The request –
Copy out every line of the data below word for word.

Stored data –
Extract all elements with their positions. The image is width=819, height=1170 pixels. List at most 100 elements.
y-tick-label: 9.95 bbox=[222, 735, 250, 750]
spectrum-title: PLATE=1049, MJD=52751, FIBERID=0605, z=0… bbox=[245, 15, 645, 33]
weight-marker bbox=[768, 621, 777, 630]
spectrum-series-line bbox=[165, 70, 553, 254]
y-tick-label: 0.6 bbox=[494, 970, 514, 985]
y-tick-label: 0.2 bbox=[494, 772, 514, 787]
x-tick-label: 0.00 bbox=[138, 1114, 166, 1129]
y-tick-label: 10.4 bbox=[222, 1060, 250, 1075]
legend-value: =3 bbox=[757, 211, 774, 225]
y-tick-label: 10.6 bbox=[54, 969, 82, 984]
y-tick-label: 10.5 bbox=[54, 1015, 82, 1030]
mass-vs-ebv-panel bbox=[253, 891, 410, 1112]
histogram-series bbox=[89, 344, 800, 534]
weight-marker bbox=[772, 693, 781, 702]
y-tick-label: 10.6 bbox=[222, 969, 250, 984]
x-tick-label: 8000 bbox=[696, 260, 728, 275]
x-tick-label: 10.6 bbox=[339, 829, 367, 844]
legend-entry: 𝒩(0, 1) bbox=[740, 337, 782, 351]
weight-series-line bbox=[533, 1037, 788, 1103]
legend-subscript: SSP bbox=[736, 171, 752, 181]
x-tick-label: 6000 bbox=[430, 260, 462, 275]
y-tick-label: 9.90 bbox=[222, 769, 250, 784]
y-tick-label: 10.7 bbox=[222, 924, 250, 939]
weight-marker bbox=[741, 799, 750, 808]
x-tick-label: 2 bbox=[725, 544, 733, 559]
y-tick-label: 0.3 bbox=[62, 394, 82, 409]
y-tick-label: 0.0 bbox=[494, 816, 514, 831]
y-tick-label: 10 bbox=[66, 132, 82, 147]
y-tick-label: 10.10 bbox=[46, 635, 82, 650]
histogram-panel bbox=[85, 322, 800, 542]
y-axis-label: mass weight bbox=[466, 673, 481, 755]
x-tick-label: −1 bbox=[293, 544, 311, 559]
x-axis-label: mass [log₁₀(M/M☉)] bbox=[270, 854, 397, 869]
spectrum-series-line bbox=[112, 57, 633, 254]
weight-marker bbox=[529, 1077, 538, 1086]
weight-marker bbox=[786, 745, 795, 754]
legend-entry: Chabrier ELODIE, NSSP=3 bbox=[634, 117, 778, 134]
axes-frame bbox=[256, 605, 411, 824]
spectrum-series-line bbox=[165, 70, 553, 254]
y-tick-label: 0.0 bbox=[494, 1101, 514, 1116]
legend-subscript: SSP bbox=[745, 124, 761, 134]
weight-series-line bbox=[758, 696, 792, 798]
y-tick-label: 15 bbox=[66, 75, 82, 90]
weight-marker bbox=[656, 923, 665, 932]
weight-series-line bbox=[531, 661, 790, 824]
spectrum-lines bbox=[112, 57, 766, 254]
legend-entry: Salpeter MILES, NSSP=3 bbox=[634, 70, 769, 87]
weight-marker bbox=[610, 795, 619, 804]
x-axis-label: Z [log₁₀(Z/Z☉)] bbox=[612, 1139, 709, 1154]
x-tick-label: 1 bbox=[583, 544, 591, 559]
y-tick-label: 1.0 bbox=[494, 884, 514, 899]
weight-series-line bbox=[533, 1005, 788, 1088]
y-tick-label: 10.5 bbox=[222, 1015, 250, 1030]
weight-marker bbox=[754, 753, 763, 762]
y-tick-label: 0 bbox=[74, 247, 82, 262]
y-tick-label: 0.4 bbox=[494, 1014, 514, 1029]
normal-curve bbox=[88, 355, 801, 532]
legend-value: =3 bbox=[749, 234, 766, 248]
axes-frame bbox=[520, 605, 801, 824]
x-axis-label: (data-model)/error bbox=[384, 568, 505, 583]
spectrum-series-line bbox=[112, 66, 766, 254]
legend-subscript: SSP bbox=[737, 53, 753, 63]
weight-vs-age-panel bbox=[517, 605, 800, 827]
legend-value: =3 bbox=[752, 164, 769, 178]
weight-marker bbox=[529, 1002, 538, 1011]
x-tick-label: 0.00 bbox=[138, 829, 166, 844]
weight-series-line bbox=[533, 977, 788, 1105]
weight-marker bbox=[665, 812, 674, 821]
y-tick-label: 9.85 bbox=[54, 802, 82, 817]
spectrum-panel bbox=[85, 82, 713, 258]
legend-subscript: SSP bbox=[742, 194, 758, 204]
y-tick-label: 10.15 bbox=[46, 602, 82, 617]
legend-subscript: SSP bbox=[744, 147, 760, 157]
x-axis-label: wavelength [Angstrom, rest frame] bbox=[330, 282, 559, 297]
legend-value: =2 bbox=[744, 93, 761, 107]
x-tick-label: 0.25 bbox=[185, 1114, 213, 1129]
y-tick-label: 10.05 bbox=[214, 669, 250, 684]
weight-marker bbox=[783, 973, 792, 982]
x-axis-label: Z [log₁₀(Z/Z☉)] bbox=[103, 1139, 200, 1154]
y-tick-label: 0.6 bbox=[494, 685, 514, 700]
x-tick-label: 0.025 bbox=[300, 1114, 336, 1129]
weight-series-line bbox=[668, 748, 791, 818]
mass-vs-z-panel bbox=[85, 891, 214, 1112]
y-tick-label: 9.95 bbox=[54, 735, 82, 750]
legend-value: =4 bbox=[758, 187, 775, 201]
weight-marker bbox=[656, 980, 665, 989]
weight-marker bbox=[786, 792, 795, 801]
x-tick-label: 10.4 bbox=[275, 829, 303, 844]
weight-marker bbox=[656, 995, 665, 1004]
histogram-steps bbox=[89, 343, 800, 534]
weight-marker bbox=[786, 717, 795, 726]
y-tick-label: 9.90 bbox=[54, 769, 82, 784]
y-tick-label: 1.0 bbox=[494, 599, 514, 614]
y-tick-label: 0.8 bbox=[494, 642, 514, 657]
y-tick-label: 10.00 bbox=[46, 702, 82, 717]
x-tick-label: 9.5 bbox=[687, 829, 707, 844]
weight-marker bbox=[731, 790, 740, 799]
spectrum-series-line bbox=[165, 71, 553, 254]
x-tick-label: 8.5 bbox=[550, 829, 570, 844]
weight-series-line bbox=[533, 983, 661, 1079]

Exercise response –
Extract all elements with their positions. The image is width=819, height=1170 pixels. List at most 100 elements.
y-tick-label: 9.95 bbox=[222, 735, 250, 750]
spectrum-title: PLATE=1049, MJD=52751, FIBERID=0605, z=0… bbox=[245, 15, 645, 33]
weight-marker bbox=[768, 621, 777, 630]
spectrum-series-line bbox=[165, 70, 553, 254]
y-tick-label: 0.6 bbox=[494, 970, 514, 985]
y-tick-label: 0.2 bbox=[494, 772, 514, 787]
x-tick-label: 0.00 bbox=[138, 1114, 166, 1129]
y-tick-label: 10.4 bbox=[222, 1060, 250, 1075]
legend-value: =3 bbox=[757, 211, 774, 225]
y-tick-label: 10.6 bbox=[54, 969, 82, 984]
y-tick-label: 10.5 bbox=[54, 1015, 82, 1030]
mass-vs-ebv-panel bbox=[253, 891, 410, 1112]
histogram-series bbox=[89, 344, 800, 534]
weight-marker bbox=[772, 693, 781, 702]
y-tick-label: 10.6 bbox=[222, 969, 250, 984]
x-tick-label: 8000 bbox=[696, 260, 728, 275]
x-tick-label: 10.6 bbox=[339, 829, 367, 844]
legend-entry: 𝒩(0, 1) bbox=[740, 337, 782, 351]
weight-series-line bbox=[533, 1037, 788, 1103]
legend-subscript: SSP bbox=[736, 171, 752, 181]
x-tick-label: 6000 bbox=[430, 260, 462, 275]
y-tick-label: 9.90 bbox=[222, 769, 250, 784]
y-tick-label: 10.7 bbox=[222, 924, 250, 939]
weight-marker bbox=[741, 799, 750, 808]
x-tick-label: 2 bbox=[725, 544, 733, 559]
y-tick-label: 0.3 bbox=[62, 394, 82, 409]
y-tick-label: 0.0 bbox=[494, 816, 514, 831]
y-tick-label: 10 bbox=[66, 132, 82, 147]
y-tick-label: 10.10 bbox=[46, 635, 82, 650]
histogram-panel bbox=[85, 322, 800, 542]
y-axis-label: mass weight bbox=[466, 673, 481, 755]
x-tick-label: −1 bbox=[293, 544, 311, 559]
x-axis-label: mass [log₁₀(M/M☉)] bbox=[270, 854, 397, 869]
spectrum-series-line bbox=[112, 57, 633, 254]
weight-marker bbox=[529, 1077, 538, 1086]
weight-marker bbox=[786, 745, 795, 754]
legend-entry: Chabrier ELODIE, NSSP=3 bbox=[634, 117, 778, 134]
axes-frame bbox=[256, 605, 411, 824]
spectrum-series-line bbox=[165, 70, 553, 254]
y-tick-label: 0.0 bbox=[494, 1101, 514, 1116]
legend-subscript: SSP bbox=[745, 124, 761, 134]
weight-series-line bbox=[758, 696, 792, 798]
y-tick-label: 15 bbox=[66, 75, 82, 90]
weight-marker bbox=[656, 923, 665, 932]
weight-series-line bbox=[531, 661, 790, 824]
spectrum-lines bbox=[112, 57, 766, 254]
legend-entry: Salpeter MILES, NSSP=3 bbox=[634, 70, 769, 87]
weight-marker bbox=[610, 795, 619, 804]
x-axis-label: Z [log₁₀(Z/Z☉)] bbox=[612, 1139, 709, 1154]
x-tick-label: 1 bbox=[583, 544, 591, 559]
y-tick-label: 1.0 bbox=[494, 884, 514, 899]
weight-series-line bbox=[533, 1005, 788, 1088]
y-tick-label: 10.5 bbox=[222, 1015, 250, 1030]
weight-marker bbox=[754, 753, 763, 762]
y-tick-label: 0 bbox=[74, 247, 82, 262]
y-tick-label: 0.4 bbox=[494, 1014, 514, 1029]
normal-curve bbox=[88, 355, 801, 532]
legend-value: =3 bbox=[749, 234, 766, 248]
axes-frame bbox=[520, 605, 801, 824]
x-axis-label: (data-model)/error bbox=[384, 568, 505, 583]
spectrum-series-line bbox=[112, 66, 766, 254]
legend-subscript: SSP bbox=[737, 53, 753, 63]
weight-vs-age-panel bbox=[517, 605, 800, 827]
legend-value: =3 bbox=[752, 164, 769, 178]
weight-marker bbox=[529, 1002, 538, 1011]
x-tick-label: 0.00 bbox=[138, 829, 166, 844]
weight-series-line bbox=[533, 977, 788, 1105]
weight-marker bbox=[665, 812, 674, 821]
y-tick-label: 9.85 bbox=[54, 802, 82, 817]
spectrum-panel bbox=[85, 82, 713, 258]
legend-subscript: SSP bbox=[742, 194, 758, 204]
y-tick-label: 10.15 bbox=[46, 602, 82, 617]
legend-subscript: SSP bbox=[744, 147, 760, 157]
x-axis-label: wavelength [Angstrom, rest frame] bbox=[330, 282, 559, 297]
legend-value: =2 bbox=[744, 93, 761, 107]
x-tick-label: 0.25 bbox=[185, 1114, 213, 1129]
y-tick-label: 10.05 bbox=[214, 669, 250, 684]
weight-marker bbox=[783, 973, 792, 982]
x-axis-label: Z [log₁₀(Z/Z☉)] bbox=[103, 1139, 200, 1154]
y-tick-label: 0.6 bbox=[494, 685, 514, 700]
x-tick-label: 0.025 bbox=[300, 1114, 336, 1129]
weight-series-line bbox=[668, 748, 791, 818]
mass-vs-z-panel bbox=[85, 891, 214, 1112]
y-tick-label: 9.95 bbox=[54, 735, 82, 750]
legend-value: =4 bbox=[758, 187, 775, 201]
weight-marker bbox=[656, 980, 665, 989]
weight-marker bbox=[786, 792, 795, 801]
x-tick-label: 10.4 bbox=[275, 829, 303, 844]
weight-marker bbox=[656, 995, 665, 1004]
histogram-steps bbox=[89, 343, 800, 534]
weight-marker bbox=[786, 717, 795, 726]
y-tick-label: 9.90 bbox=[54, 769, 82, 784]
y-tick-label: 1.0 bbox=[494, 599, 514, 614]
y-tick-label: 0.8 bbox=[494, 642, 514, 657]
y-tick-label: 10.00 bbox=[46, 702, 82, 717]
x-tick-label: 9.5 bbox=[687, 829, 707, 844]
weight-marker bbox=[731, 790, 740, 799]
spectrum-series-line bbox=[165, 71, 553, 254]
x-tick-label: 8.5 bbox=[550, 829, 570, 844]
weight-series-line bbox=[533, 983, 661, 1079]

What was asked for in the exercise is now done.